◆ **Directions**
The entries below are to be returned as written, with all pictures dropped.

◆ **Data in this exercise**
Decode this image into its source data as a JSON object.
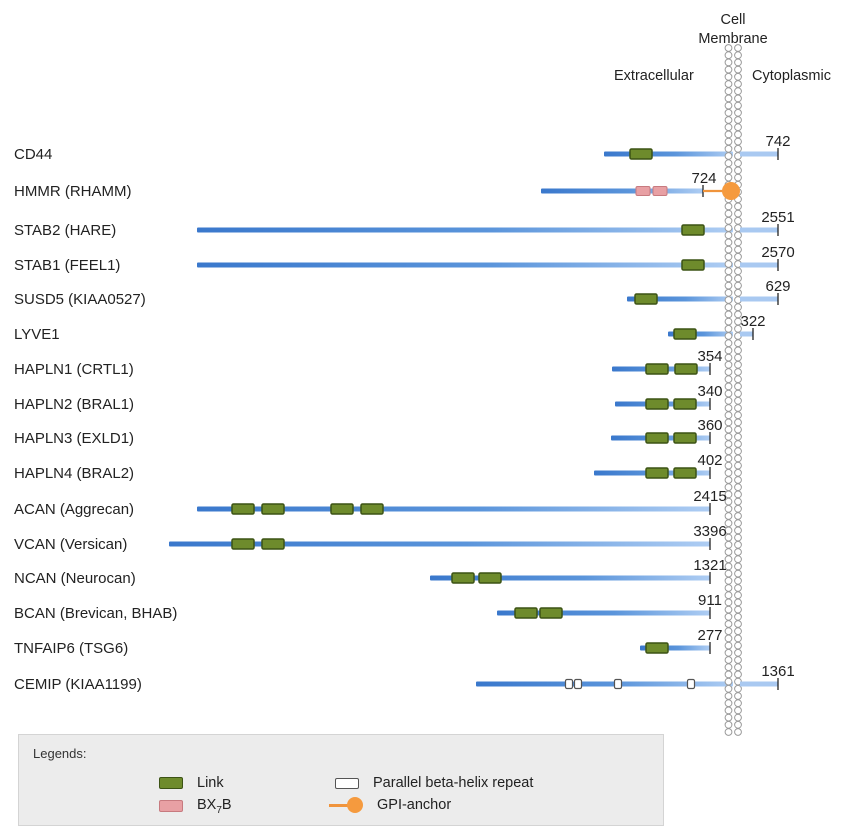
{
  "header": {
    "membrane_label_line1": "Cell",
    "membrane_label_line2": "Membrane",
    "extracellular_label": "Extracellular",
    "cytoplasmic_label": "Cytoplasmic"
  },
  "proteins": [
    {
      "name": "CD44",
      "length": "742",
      "start": 0.27,
      "end": 1.02,
      "links": [
        0.45
      ],
      "bx7b": [],
      "beta": [],
      "gpi": false,
      "tail": false
    },
    {
      "name": "HMMR (RHAMM)",
      "length": "724",
      "start": 0.0,
      "end": 0.72,
      "links": [],
      "bx7b": [
        0.44,
        0.56
      ],
      "beta": [],
      "gpi": true,
      "tail": false
    },
    {
      "name": "STAB2 (HARE)",
      "length": "2551",
      "start": 0.0,
      "end": 1.02,
      "links": [
        0.87
      ],
      "bx7b": [],
      "beta": [],
      "gpi": false,
      "tail": true
    },
    {
      "name": "STAB1 (FEEL1)",
      "length": "2570",
      "start": 0.0,
      "end": 1.02,
      "links": [
        0.87
      ],
      "bx7b": [],
      "beta": [],
      "gpi": false,
      "tail": true
    },
    {
      "name": "SUSD5 (KIAA0527)",
      "length": "629",
      "start": 0.06,
      "end": 1.02,
      "links": [
        0.13
      ],
      "bx7b": [],
      "beta": [],
      "gpi": false,
      "tail": false
    },
    {
      "name": "LYVE1",
      "length": "322",
      "start": 0.04,
      "end": 1.0,
      "links": [
        0.22
      ],
      "bx7b": [],
      "beta": [],
      "gpi": false,
      "tail": false
    },
    {
      "name": "HAPLN1 (CRTL1)",
      "length": "354",
      "start": 0.0,
      "end": 0.72,
      "links": [
        0.43,
        0.72
      ],
      "bx7b": [],
      "beta": [],
      "gpi": false,
      "tail": false
    },
    {
      "name": "HAPLN2 (BRAL1)",
      "length": "340",
      "start": 0.0,
      "end": 0.72,
      "links": [
        0.45,
        0.74
      ],
      "bx7b": [],
      "beta": [],
      "gpi": false,
      "tail": false
    },
    {
      "name": "HAPLN3 (EXLD1)",
      "length": "360",
      "start": 0.0,
      "end": 0.72,
      "links": [
        0.45,
        0.74
      ],
      "bx7b": [],
      "beta": [],
      "gpi": false,
      "tail": false
    },
    {
      "name": "HAPLN4 (BRAL2)",
      "length": "402",
      "start": 0.0,
      "end": 0.73,
      "links": [
        0.48,
        0.7
      ],
      "bx7b": [],
      "beta": [],
      "gpi": false,
      "tail": false
    },
    {
      "name": "ACAN (Aggrecan)",
      "length": "2415",
      "start": 0.0,
      "end": 1.0,
      "links": [
        0.09,
        0.15,
        0.29,
        0.34
      ],
      "bx7b": [],
      "beta": [],
      "gpi": false,
      "tail": false
    },
    {
      "name": "VCAN (Versican)",
      "length": "3396",
      "start": 0.0,
      "end": 1.0,
      "links": [
        0.14,
        0.19
      ],
      "bx7b": [],
      "beta": [],
      "gpi": false,
      "tail": false
    },
    {
      "name": "NCAN (Neurocan)",
      "length": "1321",
      "start": 0.0,
      "end": 1.0,
      "links": [
        0.12,
        0.21
      ],
      "bx7b": [],
      "beta": [],
      "gpi": false,
      "tail": false
    },
    {
      "name": "BCAN (Brevican, BHAB)",
      "length": "911",
      "start": 0.0,
      "end": 1.0,
      "links": [
        0.13,
        0.25
      ],
      "bx7b": [],
      "beta": [],
      "gpi": false,
      "tail": false
    },
    {
      "name": "TNFAIP6 (TSG6)",
      "length": "277",
      "start": 0.0,
      "end": 1.0,
      "links": [
        0.2
      ],
      "bx7b": [],
      "beta": [],
      "gpi": false,
      "tail": false
    },
    {
      "name": "CEMIP (KIAA1199)",
      "length": "1361",
      "start": 0.0,
      "end": 1.0,
      "links": [],
      "bx7b": [],
      "beta": [
        0.31,
        0.34,
        0.47,
        0.71
      ],
      "gpi": false,
      "tail": false
    }
  ],
  "legend": {
    "title": "Legends:",
    "link": "Link",
    "bx7b_prefix": "BX",
    "bx7b_sub": "7",
    "bx7b_suffix": "B",
    "beta_helix": "Parallel beta-helix repeat",
    "gpi_anchor": "GPI-anchor"
  },
  "colors": {
    "bar_dark": "#3f7fd0",
    "bar_light": "#a9c9f1",
    "link_fill": "#6e8b2c",
    "link_stroke": "#3c5315",
    "bx7b_fill": "#e8a0a4",
    "gpi": "#f59a3e",
    "membrane": "#9a9a9a"
  }
}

◆ **Solution to this exercise**
Decode this image into its source data as a JSON object.
{
  "header": {
    "membrane_label_line1": "Cell",
    "membrane_label_line2": "Membrane",
    "extracellular_label": "Extracellular",
    "cytoplasmic_label": "Cytoplasmic"
  },
  "proteins": [
    {
      "name": "CD44",
      "length": "742",
      "start": 0.27,
      "end": 1.02,
      "links": [
        0.45
      ],
      "bx7b": [],
      "beta": [],
      "gpi": false,
      "tail": false
    },
    {
      "name": "HMMR (RHAMM)",
      "length": "724",
      "start": 0.0,
      "end": 0.72,
      "links": [],
      "bx7b": [
        0.44,
        0.56
      ],
      "beta": [],
      "gpi": true,
      "tail": false
    },
    {
      "name": "STAB2 (HARE)",
      "length": "2551",
      "start": 0.0,
      "end": 1.02,
      "links": [
        0.87
      ],
      "bx7b": [],
      "beta": [],
      "gpi": false,
      "tail": true
    },
    {
      "name": "STAB1 (FEEL1)",
      "length": "2570",
      "start": 0.0,
      "end": 1.02,
      "links": [
        0.87
      ],
      "bx7b": [],
      "beta": [],
      "gpi": false,
      "tail": true
    },
    {
      "name": "SUSD5 (KIAA0527)",
      "length": "629",
      "start": 0.06,
      "end": 1.02,
      "links": [
        0.13
      ],
      "bx7b": [],
      "beta": [],
      "gpi": false,
      "tail": false
    },
    {
      "name": "LYVE1",
      "length": "322",
      "start": 0.04,
      "end": 1.0,
      "links": [
        0.22
      ],
      "bx7b": [],
      "beta": [],
      "gpi": false,
      "tail": false
    },
    {
      "name": "HAPLN1 (CRTL1)",
      "length": "354",
      "start": 0.0,
      "end": 0.72,
      "links": [
        0.43,
        0.72
      ],
      "bx7b": [],
      "beta": [],
      "gpi": false,
      "tail": false
    },
    {
      "name": "HAPLN2 (BRAL1)",
      "length": "340",
      "start": 0.0,
      "end": 0.72,
      "links": [
        0.45,
        0.74
      ],
      "bx7b": [],
      "beta": [],
      "gpi": false,
      "tail": false
    },
    {
      "name": "HAPLN3 (EXLD1)",
      "length": "360",
      "start": 0.0,
      "end": 0.72,
      "links": [
        0.45,
        0.74
      ],
      "bx7b": [],
      "beta": [],
      "gpi": false,
      "tail": false
    },
    {
      "name": "HAPLN4 (BRAL2)",
      "length": "402",
      "start": 0.0,
      "end": 0.73,
      "links": [
        0.48,
        0.7
      ],
      "bx7b": [],
      "beta": [],
      "gpi": false,
      "tail": false
    },
    {
      "name": "ACAN (Aggrecan)",
      "length": "2415",
      "start": 0.0,
      "end": 1.0,
      "links": [
        0.09,
        0.15,
        0.29,
        0.34
      ],
      "bx7b": [],
      "beta": [],
      "gpi": false,
      "tail": false
    },
    {
      "name": "VCAN (Versican)",
      "length": "3396",
      "start": 0.0,
      "end": 1.0,
      "links": [
        0.14,
        0.19
      ],
      "bx7b": [],
      "beta": [],
      "gpi": false,
      "tail": false
    },
    {
      "name": "NCAN (Neurocan)",
      "length": "1321",
      "start": 0.0,
      "end": 1.0,
      "links": [
        0.12,
        0.21
      ],
      "bx7b": [],
      "beta": [],
      "gpi": false,
      "tail": false
    },
    {
      "name": "BCAN (Brevican, BHAB)",
      "length": "911",
      "start": 0.0,
      "end": 1.0,
      "links": [
        0.13,
        0.25
      ],
      "bx7b": [],
      "beta": [],
      "gpi": false,
      "tail": false
    },
    {
      "name": "TNFAIP6 (TSG6)",
      "length": "277",
      "start": 0.0,
      "end": 1.0,
      "links": [
        0.2
      ],
      "bx7b": [],
      "beta": [],
      "gpi": false,
      "tail": false
    },
    {
      "name": "CEMIP (KIAA1199)",
      "length": "1361",
      "start": 0.0,
      "end": 1.0,
      "links": [],
      "bx7b": [],
      "beta": [
        0.31,
        0.34,
        0.47,
        0.71
      ],
      "gpi": false,
      "tail": false
    }
  ],
  "legend": {
    "title": "Legends:",
    "link": "Link",
    "bx7b_prefix": "BX",
    "bx7b_sub": "7",
    "bx7b_suffix": "B",
    "beta_helix": "Parallel beta-helix repeat",
    "gpi_anchor": "GPI-anchor"
  },
  "colors": {
    "bar_dark": "#3f7fd0",
    "bar_light": "#a9c9f1",
    "link_fill": "#6e8b2c",
    "link_stroke": "#3c5315",
    "bx7b_fill": "#e8a0a4",
    "gpi": "#f59a3e",
    "membrane": "#9a9a9a"
  }
}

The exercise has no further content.